Your task: Copy every line with the string "Block" in it.

Records shown:
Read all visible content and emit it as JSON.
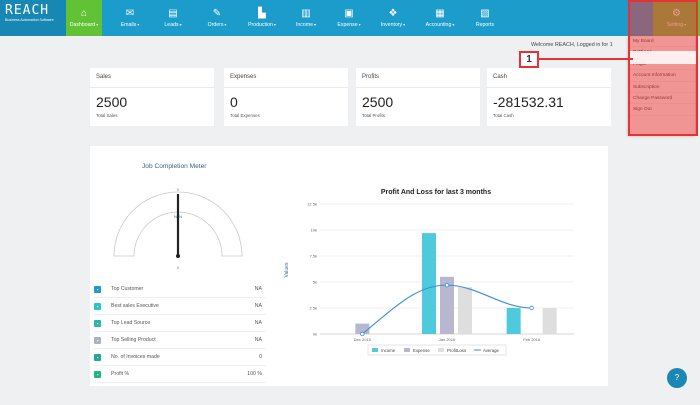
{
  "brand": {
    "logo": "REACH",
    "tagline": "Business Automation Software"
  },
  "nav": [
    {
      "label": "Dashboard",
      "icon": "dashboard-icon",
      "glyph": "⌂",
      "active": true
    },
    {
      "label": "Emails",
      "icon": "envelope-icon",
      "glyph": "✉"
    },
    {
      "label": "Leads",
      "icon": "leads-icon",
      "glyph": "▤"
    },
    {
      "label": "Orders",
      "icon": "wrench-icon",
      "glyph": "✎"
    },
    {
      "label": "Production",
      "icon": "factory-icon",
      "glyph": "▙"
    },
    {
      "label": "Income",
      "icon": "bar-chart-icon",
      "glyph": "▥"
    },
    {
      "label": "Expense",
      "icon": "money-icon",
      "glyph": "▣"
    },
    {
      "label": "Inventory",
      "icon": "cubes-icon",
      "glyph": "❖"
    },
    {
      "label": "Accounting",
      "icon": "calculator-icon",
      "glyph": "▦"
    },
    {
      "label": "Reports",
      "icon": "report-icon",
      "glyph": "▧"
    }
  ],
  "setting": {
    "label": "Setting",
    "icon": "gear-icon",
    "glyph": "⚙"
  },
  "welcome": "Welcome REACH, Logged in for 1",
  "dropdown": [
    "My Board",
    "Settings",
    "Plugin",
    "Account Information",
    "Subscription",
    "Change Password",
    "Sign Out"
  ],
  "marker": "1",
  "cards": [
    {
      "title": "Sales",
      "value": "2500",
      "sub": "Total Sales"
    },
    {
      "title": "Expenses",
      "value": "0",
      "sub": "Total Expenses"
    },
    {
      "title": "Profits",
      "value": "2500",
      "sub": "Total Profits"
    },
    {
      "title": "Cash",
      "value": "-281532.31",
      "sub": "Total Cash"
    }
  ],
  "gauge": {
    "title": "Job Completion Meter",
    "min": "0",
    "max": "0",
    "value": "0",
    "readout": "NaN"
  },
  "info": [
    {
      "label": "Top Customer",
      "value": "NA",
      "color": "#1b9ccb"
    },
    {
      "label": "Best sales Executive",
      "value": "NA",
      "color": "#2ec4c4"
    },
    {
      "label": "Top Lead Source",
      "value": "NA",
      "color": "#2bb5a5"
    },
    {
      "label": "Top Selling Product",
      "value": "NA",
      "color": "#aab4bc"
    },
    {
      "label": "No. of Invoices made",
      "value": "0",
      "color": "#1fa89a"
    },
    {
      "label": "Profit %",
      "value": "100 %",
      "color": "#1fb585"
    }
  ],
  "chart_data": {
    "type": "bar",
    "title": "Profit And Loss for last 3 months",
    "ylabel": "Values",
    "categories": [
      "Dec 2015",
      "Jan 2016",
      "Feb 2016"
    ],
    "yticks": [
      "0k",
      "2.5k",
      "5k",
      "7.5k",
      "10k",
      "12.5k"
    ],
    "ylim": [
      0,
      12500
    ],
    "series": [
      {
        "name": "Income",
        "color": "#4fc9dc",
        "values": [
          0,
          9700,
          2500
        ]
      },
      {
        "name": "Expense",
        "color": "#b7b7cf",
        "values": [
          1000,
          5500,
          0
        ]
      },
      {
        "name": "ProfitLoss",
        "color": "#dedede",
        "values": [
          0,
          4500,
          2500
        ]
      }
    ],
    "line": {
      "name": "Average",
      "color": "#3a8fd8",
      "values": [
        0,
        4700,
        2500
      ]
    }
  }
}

==

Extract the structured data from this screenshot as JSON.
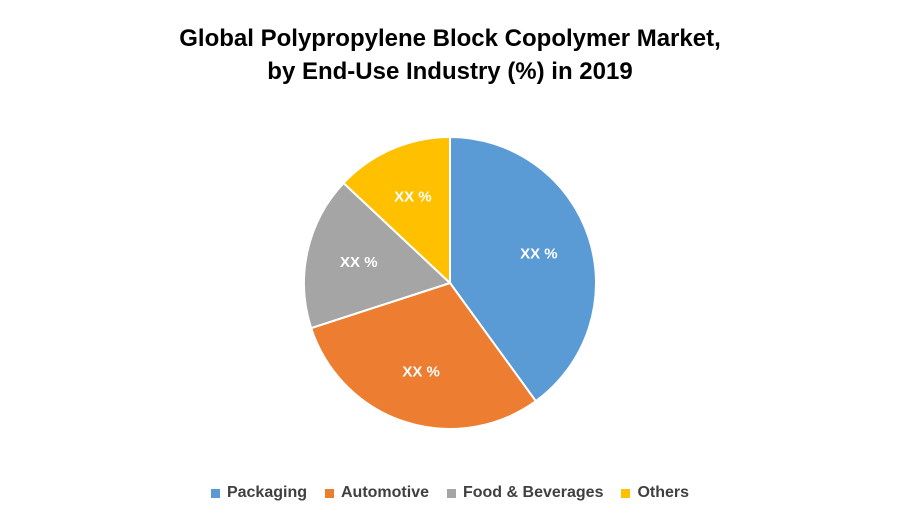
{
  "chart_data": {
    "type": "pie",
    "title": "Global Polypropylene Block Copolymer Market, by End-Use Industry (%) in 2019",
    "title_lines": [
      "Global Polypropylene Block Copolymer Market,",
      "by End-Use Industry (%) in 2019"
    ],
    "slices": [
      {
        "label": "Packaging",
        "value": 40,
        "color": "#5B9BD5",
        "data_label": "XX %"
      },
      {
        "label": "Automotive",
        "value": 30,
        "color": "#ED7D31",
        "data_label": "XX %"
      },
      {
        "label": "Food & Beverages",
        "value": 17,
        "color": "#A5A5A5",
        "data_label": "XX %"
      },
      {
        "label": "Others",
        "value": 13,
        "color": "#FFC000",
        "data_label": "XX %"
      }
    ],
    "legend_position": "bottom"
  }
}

Response to this exercise:
    "title": "Global Polypropylene Block Copolymer Market, by End-Use Industry (%) in 2019",
      "Global Polypropylene Block Copolymer Market,",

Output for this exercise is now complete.